EXERCISE DESCRIPTION: Change every instance of "stat-label" to "stat-caption" in the material below, and reproduce all of its lines with nothing else altered.

[Records excerpted from a collection]
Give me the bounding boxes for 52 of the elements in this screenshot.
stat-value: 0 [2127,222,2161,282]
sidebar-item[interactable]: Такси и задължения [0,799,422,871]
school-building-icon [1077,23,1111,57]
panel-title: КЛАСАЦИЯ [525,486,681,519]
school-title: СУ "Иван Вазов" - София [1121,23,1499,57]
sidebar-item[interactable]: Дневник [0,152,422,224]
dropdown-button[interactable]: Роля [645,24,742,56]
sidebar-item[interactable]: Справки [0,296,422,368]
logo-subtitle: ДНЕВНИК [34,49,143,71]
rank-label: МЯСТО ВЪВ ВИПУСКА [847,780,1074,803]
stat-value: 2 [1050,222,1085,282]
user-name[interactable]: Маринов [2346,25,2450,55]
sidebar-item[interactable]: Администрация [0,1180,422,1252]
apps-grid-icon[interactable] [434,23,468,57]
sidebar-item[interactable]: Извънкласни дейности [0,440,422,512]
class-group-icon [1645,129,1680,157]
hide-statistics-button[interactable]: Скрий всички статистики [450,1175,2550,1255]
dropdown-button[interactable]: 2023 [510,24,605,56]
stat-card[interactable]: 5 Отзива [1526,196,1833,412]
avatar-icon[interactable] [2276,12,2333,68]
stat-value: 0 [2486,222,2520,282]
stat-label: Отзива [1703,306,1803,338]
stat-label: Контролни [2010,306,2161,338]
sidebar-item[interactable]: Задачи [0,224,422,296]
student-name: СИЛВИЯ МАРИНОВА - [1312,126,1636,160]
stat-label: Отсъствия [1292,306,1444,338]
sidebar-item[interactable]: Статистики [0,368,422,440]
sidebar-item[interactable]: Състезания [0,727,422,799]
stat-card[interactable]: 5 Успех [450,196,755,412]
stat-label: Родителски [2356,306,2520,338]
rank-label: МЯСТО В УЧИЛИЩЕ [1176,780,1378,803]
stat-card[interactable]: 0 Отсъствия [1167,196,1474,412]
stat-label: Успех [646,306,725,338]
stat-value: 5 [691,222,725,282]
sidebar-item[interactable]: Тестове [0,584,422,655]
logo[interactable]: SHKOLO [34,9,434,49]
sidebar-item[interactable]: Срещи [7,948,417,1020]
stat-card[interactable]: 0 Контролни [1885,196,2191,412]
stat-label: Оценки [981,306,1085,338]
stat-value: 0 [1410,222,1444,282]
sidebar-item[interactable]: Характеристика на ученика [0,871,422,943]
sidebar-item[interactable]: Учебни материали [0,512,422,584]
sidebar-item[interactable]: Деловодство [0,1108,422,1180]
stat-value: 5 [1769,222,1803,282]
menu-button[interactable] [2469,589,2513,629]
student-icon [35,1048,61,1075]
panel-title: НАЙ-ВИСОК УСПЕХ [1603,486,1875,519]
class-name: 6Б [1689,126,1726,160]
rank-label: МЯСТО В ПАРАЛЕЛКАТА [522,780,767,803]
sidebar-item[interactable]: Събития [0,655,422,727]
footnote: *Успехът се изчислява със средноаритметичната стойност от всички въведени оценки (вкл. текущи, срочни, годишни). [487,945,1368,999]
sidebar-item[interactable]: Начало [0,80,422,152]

THE SOLUTION:
Give me the bounding boxes for 52 of the elements in this screenshot.
stat-value: 0 [2127,222,2161,282]
sidebar-item[interactable]: Такси и задължения [0,799,422,871]
school-building-icon [1077,23,1111,57]
panel-title: КЛАСАЦИЯ [525,486,681,519]
school-title: СУ "Иван Вазов" - София [1121,23,1499,57]
sidebar-item[interactable]: Дневник [0,152,422,224]
dropdown-button[interactable]: Роля [645,24,742,56]
sidebar-item[interactable]: Справки [0,296,422,368]
logo-subtitle: ДНЕВНИК [34,49,143,71]
rank-label: МЯСТО ВЪВ ВИПУСКА [847,780,1074,803]
stat-value: 2 [1050,222,1085,282]
user-name[interactable]: Маринов [2346,25,2450,55]
sidebar-item[interactable]: Администрация [0,1180,422,1252]
apps-grid-icon[interactable] [434,23,468,57]
sidebar-item[interactable]: Извънкласни дейности [0,440,422,512]
class-group-icon [1645,129,1680,157]
hide-statistics-button[interactable]: Скрий всички статистики [450,1175,2550,1255]
dropdown-button[interactable]: 2023 [510,24,605,56]
stat-card[interactable]: 5 Отзива [1526,196,1833,412]
avatar-icon[interactable] [2276,12,2333,68]
stat-value: 0 [2486,222,2520,282]
stat-caption: Отзива [1703,306,1803,338]
stat-caption: Контролни [2010,306,2161,338]
sidebar-item[interactable]: Задачи [0,224,422,296]
student-name: СИЛВИЯ МАРИНОВА - [1312,126,1636,160]
stat-caption: Отсъствия [1292,306,1444,338]
sidebar-item[interactable]: Статистики [0,368,422,440]
sidebar-item[interactable]: Състезания [0,727,422,799]
stat-card[interactable]: 5 Успех [450,196,755,412]
stat-caption: Родителски [2356,306,2520,338]
rank-label: МЯСТО В УЧИЛИЩЕ [1176,780,1378,803]
stat-card[interactable]: 0 Отсъствия [1167,196,1474,412]
stat-caption: Успех [646,306,725,338]
stat-value: 5 [691,222,725,282]
sidebar-item[interactable]: Тестове [0,584,422,655]
logo[interactable]: SHKOLO [34,9,434,49]
sidebar-item[interactable]: Срещи [7,948,417,1020]
stat-card[interactable]: 0 Контролни [1885,196,2191,412]
stat-caption: Оценки [981,306,1085,338]
stat-value: 0 [1410,222,1444,282]
sidebar-item[interactable]: Характеристика на ученика [0,871,422,943]
sidebar-item[interactable]: Учебни материали [0,512,422,584]
sidebar-item[interactable]: Деловодство [0,1108,422,1180]
stat-value: 5 [1769,222,1803,282]
menu-button[interactable] [2469,589,2513,629]
student-icon [35,1048,61,1075]
panel-title: НАЙ-ВИСОК УСПЕХ [1603,486,1875,519]
class-name: 6Б [1689,126,1726,160]
rank-label: МЯСТО В ПАРАЛЕЛКАТА [522,780,767,803]
sidebar-item[interactable]: Събития [0,655,422,727]
footnote: *Успехът се изчислява със средноаритметичната стойност от всички въведени оценки (вкл. текущи, срочни, годишни). [487,945,1368,999]
sidebar-item[interactable]: Начало [0,80,422,152]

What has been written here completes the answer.